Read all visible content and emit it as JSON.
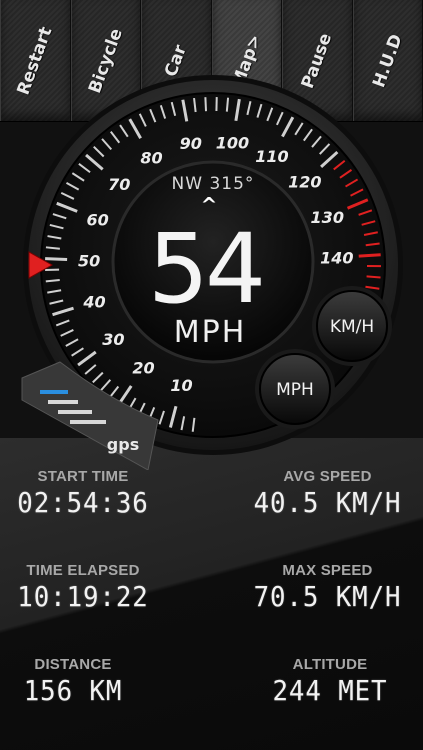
{
  "toolbar": {
    "buttons": [
      {
        "label": "Restart"
      },
      {
        "label": "Bicycle"
      },
      {
        "label": "Car"
      },
      {
        "label": "Map>"
      },
      {
        "label": "Pause"
      },
      {
        "label": "H.U.D"
      }
    ]
  },
  "gauge": {
    "heading": "NW 315°",
    "heading_caret": "^",
    "speed": "54",
    "unit": "MPH",
    "dial_labels": [
      "10",
      "20",
      "30",
      "40",
      "50",
      "60",
      "70",
      "80",
      "90",
      "100",
      "110",
      "120",
      "130",
      "140"
    ],
    "gps_label": "gps",
    "colors": {
      "accent_red": "#e02020",
      "gps_blue": "#2a8fe0"
    }
  },
  "unit_buttons": {
    "kmh": "KM/H",
    "mph": "MPH"
  },
  "stats": {
    "start_time": {
      "label": "START TIME",
      "value": "02:54:36"
    },
    "avg_speed": {
      "label": "AVG SPEED",
      "value": "40.5 KM/H"
    },
    "time_elapsed": {
      "label": "TIME ELAPSED",
      "value": "10:19:22"
    },
    "max_speed": {
      "label": "MAX SPEED",
      "value": "70.5 KM/H"
    },
    "distance": {
      "label": "DISTANCE",
      "value": "156 KM"
    },
    "altitude": {
      "label": "ALTITUDE",
      "value": "244 MET"
    }
  }
}
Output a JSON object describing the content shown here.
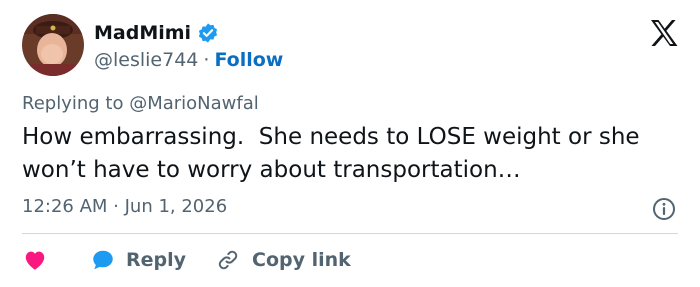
{
  "author": {
    "display_name": "MadMimi",
    "handle": "@leslie744",
    "separator": "·",
    "follow_label": "Follow",
    "verified": true
  },
  "reply_context": "Replying to @MarioNawfal",
  "tweet": {
    "text": "How embarrassing.  She needs to LOSE weight or she won’t have to worry about transportation…",
    "timestamp": "12:26 AM · Jun 1, 2026"
  },
  "actions": {
    "like_icon": "heart-icon",
    "reply_label": "Reply",
    "copy_label": "Copy link"
  },
  "colors": {
    "text": "#0f1419",
    "muted": "#536471",
    "accent": "#0a6fc2",
    "like": "#f91880",
    "reply_bubble": "#1d9bf0",
    "verified": "#1d9bf0"
  }
}
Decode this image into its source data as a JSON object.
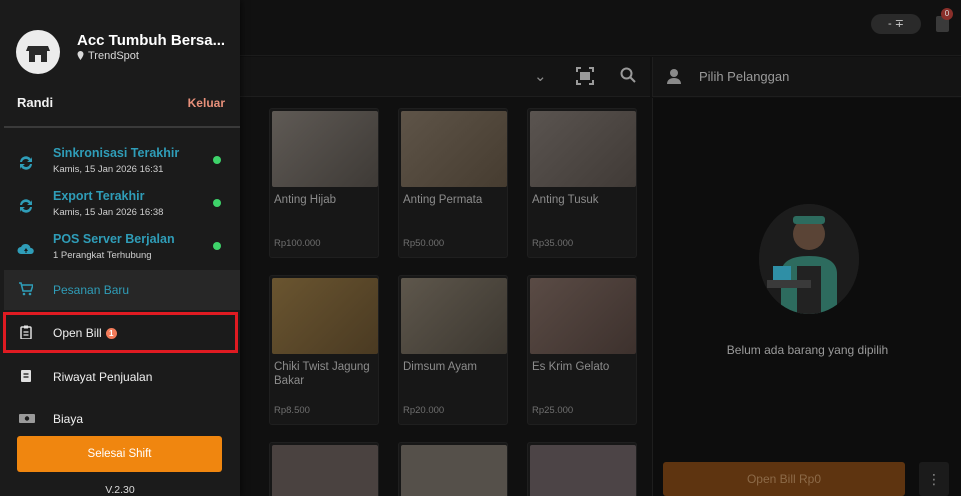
{
  "header": {
    "pill_text": "- ∓",
    "notification_count": "0"
  },
  "customer": {
    "label": "Pilih Pelanggan"
  },
  "products": [
    {
      "name": "",
      "price": ""
    },
    {
      "name": "Anting Hijab",
      "price": "Rp100.000"
    },
    {
      "name": "Anting Permata",
      "price": "Rp50.000"
    },
    {
      "name": "Anting Tusuk",
      "price": "Rp35.000"
    },
    {
      "name": "",
      "price": ""
    },
    {
      "name": "Chiki Twist Jagung Bakar",
      "price": "Rp8.500"
    },
    {
      "name": "Dimsum Ayam",
      "price": "Rp20.000"
    },
    {
      "name": "Es Krim Gelato",
      "price": "Rp25.000"
    }
  ],
  "cart": {
    "empty_text": "Belum ada barang yang dipilih",
    "open_bill_label": "Open Bill Rp0",
    "more_label": "⋮"
  },
  "drawer": {
    "store_name": "Acc Tumbuh Bersa...",
    "branch": "TrendSpot",
    "user": "Randi",
    "logout": "Keluar",
    "statuses": [
      {
        "title": "Sinkronisasi Terakhir",
        "sub": "Kamis, 15 Jan 2026 16:31"
      },
      {
        "title": "Export Terakhir",
        "sub": "Kamis, 15 Jan 2026 16:38"
      },
      {
        "title": "POS Server Berjalan",
        "sub": "1 Perangkat Terhubung"
      }
    ],
    "menu": {
      "new_order": "Pesanan Baru",
      "open_bill": "Open Bill",
      "open_bill_badge": "1",
      "sales_history": "Riwayat Penjualan",
      "expenses": "Biaya"
    },
    "end_shift": "Selesai Shift",
    "version": "V.2.30"
  },
  "colors": {
    "accent_orange": "#f0860f",
    "status_blue": "#2f9db8",
    "online_green": "#3ed36a",
    "highlight_red": "#e01b22",
    "logout_text": "#e8907a"
  }
}
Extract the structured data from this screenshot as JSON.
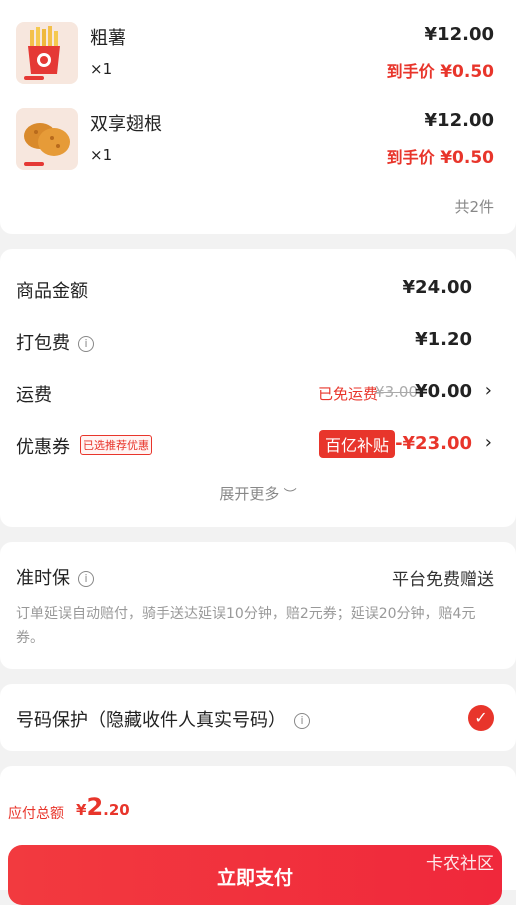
{
  "items": [
    {
      "name": "粗薯",
      "qty": "×1",
      "price": "¥12.00",
      "final_label": "到手价",
      "final_price": "¥0.50",
      "icon": "fries-icon"
    },
    {
      "name": "双享翅根",
      "qty": "×1",
      "price": "¥12.00",
      "final_label": "到手价",
      "final_price": "¥0.50",
      "icon": "chicken-wings-icon"
    }
  ],
  "item_count": "共2件",
  "fees": {
    "goods_label": "商品金额",
    "goods_value": "¥24.00",
    "packing_label": "打包费",
    "packing_value": "¥1.20",
    "shipping_label": "运费",
    "shipping_free": "已免运费",
    "shipping_original": "¥3.00",
    "shipping_value": "¥0.00",
    "coupon_label": "优惠券",
    "coupon_tag": "已选推荐优惠",
    "coupon_badge": "百亿补贴",
    "coupon_value": "-¥23.00",
    "expand": "展开更多"
  },
  "ontime": {
    "title": "准时保",
    "right": "平台免费赠送",
    "desc": "订单延误自动赔付，骑手送达延误10分钟，赔2元券；延误20分钟，赔4元券。"
  },
  "privacy": {
    "label": "号码保护（隐藏收件人真实号码）",
    "checked": true
  },
  "footer": {
    "total_label": "应付总额",
    "currency": "¥",
    "total_int": "2",
    "total_dec": ".20",
    "pay_button": "立即支付",
    "watermark": "卡农社区"
  },
  "colors": {
    "accent": "#e8352b",
    "background": "#f2f2f2"
  }
}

----------------------------------------

#### WHAT TO WORK ON:
Reproduce every entry exactly, but omit each picture.

#### EXERCISE RESPONSE:
Read all visible content and emit it as JSON.
{
  "toolbar": {
    "buttons": [
      {
        "label": "Restart"
      },
      {
        "label": "Bicycle"
      },
      {
        "label": "Car"
      },
      {
        "label": "Map>"
      },
      {
        "label": "Pause"
      },
      {
        "label": "H.U.D"
      }
    ]
  },
  "gauge": {
    "heading": "NW 315°",
    "heading_caret": "^",
    "speed": "54",
    "unit": "MPH",
    "dial_labels": [
      "10",
      "20",
      "30",
      "40",
      "50",
      "60",
      "70",
      "80",
      "90",
      "100",
      "110",
      "120",
      "130",
      "140"
    ],
    "gps_label": "gps",
    "colors": {
      "accent_red": "#e02020",
      "gps_blue": "#2a8fe0"
    }
  },
  "unit_buttons": {
    "kmh": "KM/H",
    "mph": "MPH"
  },
  "stats": {
    "start_time": {
      "label": "START TIME",
      "value": "02:54:36"
    },
    "avg_speed": {
      "label": "AVG SPEED",
      "value": "40.5 KM/H"
    },
    "time_elapsed": {
      "label": "TIME ELAPSED",
      "value": "10:19:22"
    },
    "max_speed": {
      "label": "MAX SPEED",
      "value": "70.5 KM/H"
    },
    "distance": {
      "label": "DISTANCE",
      "value": "156 KM"
    },
    "altitude": {
      "label": "ALTITUDE",
      "value": "244 MET"
    }
  }
}
Output a JSON object describing the content shown here.
{
  "author": {
    "display_name": "MadMimi",
    "handle": "@leslie744",
    "separator": "·",
    "follow_label": "Follow",
    "verified": true
  },
  "reply_context": "Replying to @MarioNawfal",
  "tweet": {
    "text": "How embarrassing.  She needs to LOSE weight or she won’t have to worry about transportation…",
    "timestamp": "12:26 AM · Jun 1, 2026"
  },
  "actions": {
    "like_icon": "heart-icon",
    "reply_label": "Reply",
    "copy_label": "Copy link"
  },
  "colors": {
    "text": "#0f1419",
    "muted": "#536471",
    "accent": "#0a6fc2",
    "like": "#f91880",
    "reply_bubble": "#1d9bf0",
    "verified": "#1d9bf0"
  }
}
Decode this image into its source data as a JSON object.
{
  "header": {
    "pill_text": "- ∓",
    "notification_count": "0"
  },
  "customer": {
    "label": "Pilih Pelanggan"
  },
  "products": [
    {
      "name": "",
      "price": ""
    },
    {
      "name": "Anting Hijab",
      "price": "Rp100.000"
    },
    {
      "name": "Anting Permata",
      "price": "Rp50.000"
    },
    {
      "name": "Anting Tusuk",
      "price": "Rp35.000"
    },
    {
      "name": "",
      "price": ""
    },
    {
      "name": "Chiki Twist Jagung Bakar",
      "price": "Rp8.500"
    },
    {
      "name": "Dimsum Ayam",
      "price": "Rp20.000"
    },
    {
      "name": "Es Krim Gelato",
      "price": "Rp25.000"
    }
  ],
  "cart": {
    "empty_text": "Belum ada barang yang dipilih",
    "open_bill_label": "Open Bill Rp0",
    "more_label": "⋮"
  },
  "drawer": {
    "store_name": "Acc Tumbuh Bersa...",
    "branch": "TrendSpot",
    "user": "Randi",
    "logout": "Keluar",
    "statuses": [
      {
        "title": "Sinkronisasi Terakhir",
        "sub": "Kamis, 15 Jan 2026 16:31"
      },
      {
        "title": "Export Terakhir",
        "sub": "Kamis, 15 Jan 2026 16:38"
      },
      {
        "title": "POS Server Berjalan",
        "sub": "1 Perangkat Terhubung"
      }
    ],
    "menu": {
      "new_order": "Pesanan Baru",
      "open_bill": "Open Bill",
      "open_bill_badge": "1",
      "sales_history": "Riwayat Penjualan",
      "expenses": "Biaya"
    },
    "end_shift": "Selesai Shift",
    "version": "V.2.30"
  },
  "colors": {
    "accent_orange": "#f0860f",
    "status_blue": "#2f9db8",
    "online_green": "#3ed36a",
    "highlight_red": "#e01b22",
    "logout_text": "#e8907a"
  }
}
Extract the structured data from this screenshot as JSON.
{
  "items": [
    {
      "name": "粗薯",
      "qty": "×1",
      "price": "¥12.00",
      "final_label": "到手价",
      "final_price": "¥0.50",
      "icon": "fries-icon"
    },
    {
      "name": "双享翅根",
      "qty": "×1",
      "price": "¥12.00",
      "final_label": "到手价",
      "final_price": "¥0.50",
      "icon": "chicken-wings-icon"
    }
  ],
  "item_count": "共2件",
  "fees": {
    "goods_label": "商品金额",
    "goods_value": "¥24.00",
    "packing_label": "打包费",
    "packing_value": "¥1.20",
    "shipping_label": "运费",
    "shipping_free": "已免运费",
    "shipping_original": "¥3.00",
    "shipping_value": "¥0.00",
    "coupon_label": "优惠券",
    "coupon_tag": "已选推荐优惠",
    "coupon_badge": "百亿补贴",
    "coupon_value": "-¥23.00",
    "expand": "展开更多"
  },
  "ontime": {
    "title": "准时保",
    "right": "平台免费赠送",
    "desc": "订单延误自动赔付，骑手送达延误10分钟，赔2元券；延误20分钟，赔4元券。"
  },
  "privacy": {
    "label": "号码保护（隐藏收件人真实号码）",
    "checked": true
  },
  "footer": {
    "total_label": "应付总额",
    "currency": "¥",
    "total_int": "2",
    "total_dec": ".20",
    "pay_button": "立即支付",
    "watermark": "卡农社区"
  },
  "colors": {
    "accent": "#e8352b",
    "background": "#f2f2f2"
  }
}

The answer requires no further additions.